Set problem:
Print the listing as it stands, omitting all images.

Input for this task:
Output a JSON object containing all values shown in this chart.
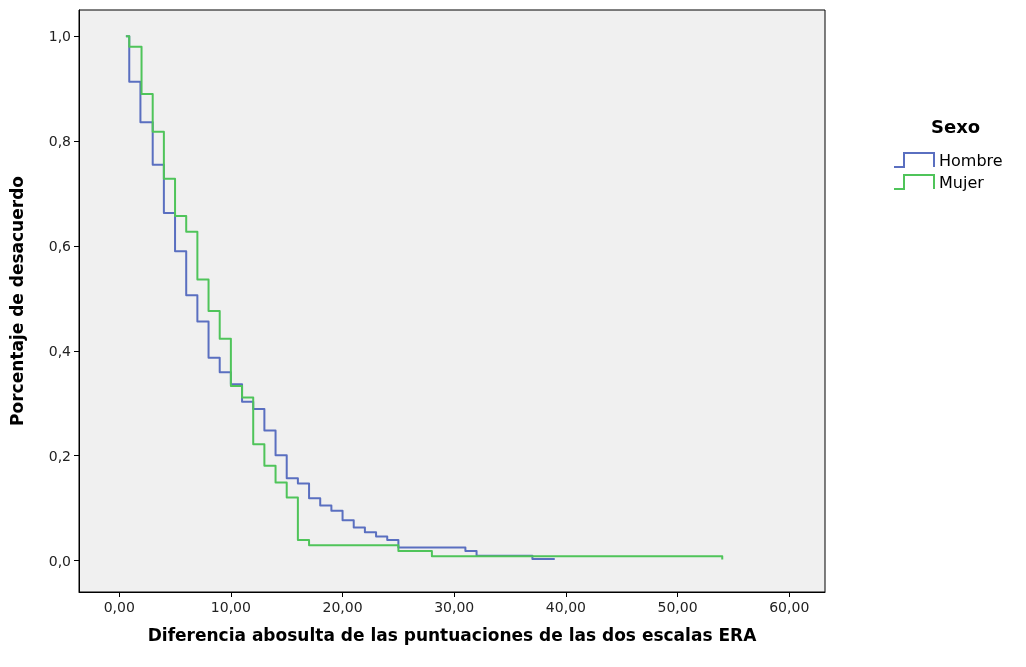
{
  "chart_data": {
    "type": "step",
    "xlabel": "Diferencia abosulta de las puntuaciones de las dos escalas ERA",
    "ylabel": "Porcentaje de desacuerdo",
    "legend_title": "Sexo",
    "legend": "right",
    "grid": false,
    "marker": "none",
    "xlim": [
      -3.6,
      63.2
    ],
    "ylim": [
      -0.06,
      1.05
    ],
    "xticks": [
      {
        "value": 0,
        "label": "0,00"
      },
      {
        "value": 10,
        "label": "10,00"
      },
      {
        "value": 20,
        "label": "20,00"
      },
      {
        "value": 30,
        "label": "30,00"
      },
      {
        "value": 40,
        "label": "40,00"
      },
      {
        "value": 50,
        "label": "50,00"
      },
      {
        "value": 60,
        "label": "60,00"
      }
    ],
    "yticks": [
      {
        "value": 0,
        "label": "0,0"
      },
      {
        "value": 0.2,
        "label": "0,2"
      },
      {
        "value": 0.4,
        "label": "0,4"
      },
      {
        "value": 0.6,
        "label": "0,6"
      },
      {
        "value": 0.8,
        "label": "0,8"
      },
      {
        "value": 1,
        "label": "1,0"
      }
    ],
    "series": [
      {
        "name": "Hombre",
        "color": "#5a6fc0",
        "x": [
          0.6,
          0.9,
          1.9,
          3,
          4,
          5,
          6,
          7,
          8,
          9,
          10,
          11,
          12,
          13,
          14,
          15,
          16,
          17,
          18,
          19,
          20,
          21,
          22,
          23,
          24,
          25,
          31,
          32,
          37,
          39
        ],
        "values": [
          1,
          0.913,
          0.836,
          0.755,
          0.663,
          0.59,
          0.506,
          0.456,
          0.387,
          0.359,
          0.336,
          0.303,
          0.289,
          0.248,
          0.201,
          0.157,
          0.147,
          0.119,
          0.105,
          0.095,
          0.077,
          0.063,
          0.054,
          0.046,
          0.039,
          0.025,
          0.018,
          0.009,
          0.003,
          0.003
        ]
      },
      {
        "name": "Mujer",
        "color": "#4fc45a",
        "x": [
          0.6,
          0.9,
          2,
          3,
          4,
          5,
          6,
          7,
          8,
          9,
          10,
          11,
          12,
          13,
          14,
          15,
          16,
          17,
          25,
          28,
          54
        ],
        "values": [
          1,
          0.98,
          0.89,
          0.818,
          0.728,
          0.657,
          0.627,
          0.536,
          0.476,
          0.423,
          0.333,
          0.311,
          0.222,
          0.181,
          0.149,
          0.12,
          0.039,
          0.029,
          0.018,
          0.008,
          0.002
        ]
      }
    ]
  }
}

Solution to this exercise:
Output a JSON object containing all values shown in this chart.
{
  "chart_data": {
    "type": "step",
    "xlabel": "Diferencia abosulta de las puntuaciones de las dos escalas ERA",
    "ylabel": "Porcentaje de desacuerdo",
    "legend_title": "Sexo",
    "legend": "right",
    "grid": false,
    "marker": "none",
    "xlim": [
      -3.6,
      63.2
    ],
    "ylim": [
      -0.06,
      1.05
    ],
    "xticks": [
      {
        "value": 0,
        "label": "0,00"
      },
      {
        "value": 10,
        "label": "10,00"
      },
      {
        "value": 20,
        "label": "20,00"
      },
      {
        "value": 30,
        "label": "30,00"
      },
      {
        "value": 40,
        "label": "40,00"
      },
      {
        "value": 50,
        "label": "50,00"
      },
      {
        "value": 60,
        "label": "60,00"
      }
    ],
    "yticks": [
      {
        "value": 0,
        "label": "0,0"
      },
      {
        "value": 0.2,
        "label": "0,2"
      },
      {
        "value": 0.4,
        "label": "0,4"
      },
      {
        "value": 0.6,
        "label": "0,6"
      },
      {
        "value": 0.8,
        "label": "0,8"
      },
      {
        "value": 1,
        "label": "1,0"
      }
    ],
    "series": [
      {
        "name": "Hombre",
        "color": "#5a6fc0",
        "x": [
          0.6,
          0.9,
          1.9,
          3,
          4,
          5,
          6,
          7,
          8,
          9,
          10,
          11,
          12,
          13,
          14,
          15,
          16,
          17,
          18,
          19,
          20,
          21,
          22,
          23,
          24,
          25,
          31,
          32,
          37,
          39
        ],
        "values": [
          1,
          0.913,
          0.836,
          0.755,
          0.663,
          0.59,
          0.506,
          0.456,
          0.387,
          0.359,
          0.336,
          0.303,
          0.289,
          0.248,
          0.201,
          0.157,
          0.147,
          0.119,
          0.105,
          0.095,
          0.077,
          0.063,
          0.054,
          0.046,
          0.039,
          0.025,
          0.018,
          0.009,
          0.003,
          0.003
        ]
      },
      {
        "name": "Mujer",
        "color": "#4fc45a",
        "x": [
          0.6,
          0.9,
          2,
          3,
          4,
          5,
          6,
          7,
          8,
          9,
          10,
          11,
          12,
          13,
          14,
          15,
          16,
          17,
          25,
          28,
          54
        ],
        "values": [
          1,
          0.98,
          0.89,
          0.818,
          0.728,
          0.657,
          0.627,
          0.536,
          0.476,
          0.423,
          0.333,
          0.311,
          0.222,
          0.181,
          0.149,
          0.12,
          0.039,
          0.029,
          0.018,
          0.008,
          0.002
        ]
      }
    ]
  }
}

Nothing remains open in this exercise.